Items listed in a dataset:

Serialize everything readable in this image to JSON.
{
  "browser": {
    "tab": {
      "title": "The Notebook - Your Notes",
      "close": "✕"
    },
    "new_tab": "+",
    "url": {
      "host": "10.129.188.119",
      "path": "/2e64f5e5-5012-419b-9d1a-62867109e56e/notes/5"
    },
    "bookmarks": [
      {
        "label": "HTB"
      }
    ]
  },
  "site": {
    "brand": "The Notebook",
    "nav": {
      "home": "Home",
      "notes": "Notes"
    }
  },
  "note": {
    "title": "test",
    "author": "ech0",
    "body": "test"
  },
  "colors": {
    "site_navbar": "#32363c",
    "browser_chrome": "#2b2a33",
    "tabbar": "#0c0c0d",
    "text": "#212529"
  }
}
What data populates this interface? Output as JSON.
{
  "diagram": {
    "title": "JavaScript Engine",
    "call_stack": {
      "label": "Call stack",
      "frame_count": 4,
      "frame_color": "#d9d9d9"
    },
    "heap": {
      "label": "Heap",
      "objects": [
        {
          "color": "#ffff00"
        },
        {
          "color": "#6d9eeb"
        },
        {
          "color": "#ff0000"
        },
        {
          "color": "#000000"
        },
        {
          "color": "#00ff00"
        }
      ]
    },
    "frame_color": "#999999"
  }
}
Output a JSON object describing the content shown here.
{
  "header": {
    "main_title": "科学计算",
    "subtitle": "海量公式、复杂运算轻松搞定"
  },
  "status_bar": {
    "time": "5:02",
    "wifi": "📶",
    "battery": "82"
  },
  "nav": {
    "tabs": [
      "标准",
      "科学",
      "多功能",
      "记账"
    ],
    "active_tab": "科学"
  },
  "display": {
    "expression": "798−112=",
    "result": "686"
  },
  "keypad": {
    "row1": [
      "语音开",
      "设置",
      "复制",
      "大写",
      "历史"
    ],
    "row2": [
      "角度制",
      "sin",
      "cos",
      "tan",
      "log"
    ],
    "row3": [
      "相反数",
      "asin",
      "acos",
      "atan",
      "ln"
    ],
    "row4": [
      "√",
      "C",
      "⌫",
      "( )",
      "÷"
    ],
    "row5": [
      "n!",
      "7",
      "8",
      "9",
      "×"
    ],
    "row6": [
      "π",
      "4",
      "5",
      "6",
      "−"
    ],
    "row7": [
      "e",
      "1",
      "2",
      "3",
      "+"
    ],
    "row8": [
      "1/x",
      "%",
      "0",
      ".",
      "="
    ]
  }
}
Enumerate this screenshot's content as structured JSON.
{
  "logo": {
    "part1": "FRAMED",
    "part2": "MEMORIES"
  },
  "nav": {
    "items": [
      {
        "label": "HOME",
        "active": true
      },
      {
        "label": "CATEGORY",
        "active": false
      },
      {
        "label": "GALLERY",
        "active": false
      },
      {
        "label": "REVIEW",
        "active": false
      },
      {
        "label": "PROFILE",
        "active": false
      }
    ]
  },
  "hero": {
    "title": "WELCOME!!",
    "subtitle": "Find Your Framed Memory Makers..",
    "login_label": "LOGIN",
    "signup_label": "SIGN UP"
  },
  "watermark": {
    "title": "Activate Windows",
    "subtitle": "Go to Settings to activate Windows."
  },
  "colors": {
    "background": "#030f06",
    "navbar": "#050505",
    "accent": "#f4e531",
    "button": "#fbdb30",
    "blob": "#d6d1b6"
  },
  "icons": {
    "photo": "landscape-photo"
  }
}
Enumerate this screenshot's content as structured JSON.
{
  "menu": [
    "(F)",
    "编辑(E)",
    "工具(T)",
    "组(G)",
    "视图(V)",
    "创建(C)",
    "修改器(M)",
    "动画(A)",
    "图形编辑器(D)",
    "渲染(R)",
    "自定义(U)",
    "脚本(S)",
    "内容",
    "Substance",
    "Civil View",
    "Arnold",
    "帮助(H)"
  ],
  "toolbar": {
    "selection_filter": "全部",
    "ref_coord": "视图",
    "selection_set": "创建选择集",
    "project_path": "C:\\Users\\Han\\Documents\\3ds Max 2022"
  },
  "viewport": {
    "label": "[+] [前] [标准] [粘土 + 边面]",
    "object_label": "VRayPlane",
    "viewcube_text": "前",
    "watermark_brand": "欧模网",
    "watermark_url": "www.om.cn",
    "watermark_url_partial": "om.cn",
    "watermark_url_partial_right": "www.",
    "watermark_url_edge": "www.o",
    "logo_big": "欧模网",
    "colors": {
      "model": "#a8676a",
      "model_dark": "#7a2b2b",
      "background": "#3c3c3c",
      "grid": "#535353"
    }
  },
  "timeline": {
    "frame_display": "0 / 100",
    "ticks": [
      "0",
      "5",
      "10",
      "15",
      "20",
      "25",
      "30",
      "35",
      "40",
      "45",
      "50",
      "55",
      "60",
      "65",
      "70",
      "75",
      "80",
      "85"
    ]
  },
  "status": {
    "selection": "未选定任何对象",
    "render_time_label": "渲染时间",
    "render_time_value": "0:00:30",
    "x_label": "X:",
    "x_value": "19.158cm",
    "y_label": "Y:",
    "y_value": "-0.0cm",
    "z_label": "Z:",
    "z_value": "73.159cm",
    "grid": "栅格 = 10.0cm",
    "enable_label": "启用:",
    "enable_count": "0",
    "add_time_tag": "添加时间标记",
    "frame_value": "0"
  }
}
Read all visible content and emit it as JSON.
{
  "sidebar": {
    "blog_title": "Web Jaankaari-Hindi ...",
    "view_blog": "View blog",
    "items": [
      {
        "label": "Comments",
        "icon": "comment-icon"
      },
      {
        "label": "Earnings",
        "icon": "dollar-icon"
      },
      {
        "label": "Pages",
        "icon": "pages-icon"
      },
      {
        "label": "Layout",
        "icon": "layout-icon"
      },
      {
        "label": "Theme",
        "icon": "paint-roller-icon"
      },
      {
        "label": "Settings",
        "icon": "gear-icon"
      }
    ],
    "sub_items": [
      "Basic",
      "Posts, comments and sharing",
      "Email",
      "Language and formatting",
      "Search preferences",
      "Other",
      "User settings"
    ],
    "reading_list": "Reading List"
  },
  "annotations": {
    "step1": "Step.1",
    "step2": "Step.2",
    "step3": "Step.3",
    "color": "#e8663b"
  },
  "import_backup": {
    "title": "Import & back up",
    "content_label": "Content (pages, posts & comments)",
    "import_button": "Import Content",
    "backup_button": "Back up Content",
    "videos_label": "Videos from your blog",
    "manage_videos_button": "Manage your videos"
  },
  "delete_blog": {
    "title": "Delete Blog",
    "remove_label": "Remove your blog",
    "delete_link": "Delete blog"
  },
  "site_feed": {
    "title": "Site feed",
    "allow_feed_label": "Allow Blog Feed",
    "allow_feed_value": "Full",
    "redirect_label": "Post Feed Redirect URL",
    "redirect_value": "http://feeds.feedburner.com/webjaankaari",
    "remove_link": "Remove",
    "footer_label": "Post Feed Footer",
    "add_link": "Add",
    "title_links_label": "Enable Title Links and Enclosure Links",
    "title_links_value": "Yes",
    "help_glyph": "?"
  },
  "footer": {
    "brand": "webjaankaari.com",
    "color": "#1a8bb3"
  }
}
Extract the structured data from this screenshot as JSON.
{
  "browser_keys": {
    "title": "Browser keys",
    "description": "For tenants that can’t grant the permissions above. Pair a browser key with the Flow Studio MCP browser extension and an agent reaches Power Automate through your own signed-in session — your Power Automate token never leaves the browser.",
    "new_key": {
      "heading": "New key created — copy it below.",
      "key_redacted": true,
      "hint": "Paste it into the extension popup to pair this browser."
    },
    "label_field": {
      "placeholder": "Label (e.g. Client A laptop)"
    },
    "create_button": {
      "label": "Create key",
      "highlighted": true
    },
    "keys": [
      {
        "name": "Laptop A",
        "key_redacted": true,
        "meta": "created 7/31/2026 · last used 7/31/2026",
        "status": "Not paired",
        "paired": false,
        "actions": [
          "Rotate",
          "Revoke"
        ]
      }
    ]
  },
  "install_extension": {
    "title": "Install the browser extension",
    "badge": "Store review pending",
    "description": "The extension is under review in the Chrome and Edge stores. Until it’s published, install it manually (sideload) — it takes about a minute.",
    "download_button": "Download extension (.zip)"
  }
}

§ EXERCISE
In the data above, how many lines contain the string "Output"? Answer with the number only.

§ PROBLEM SOLUTION
2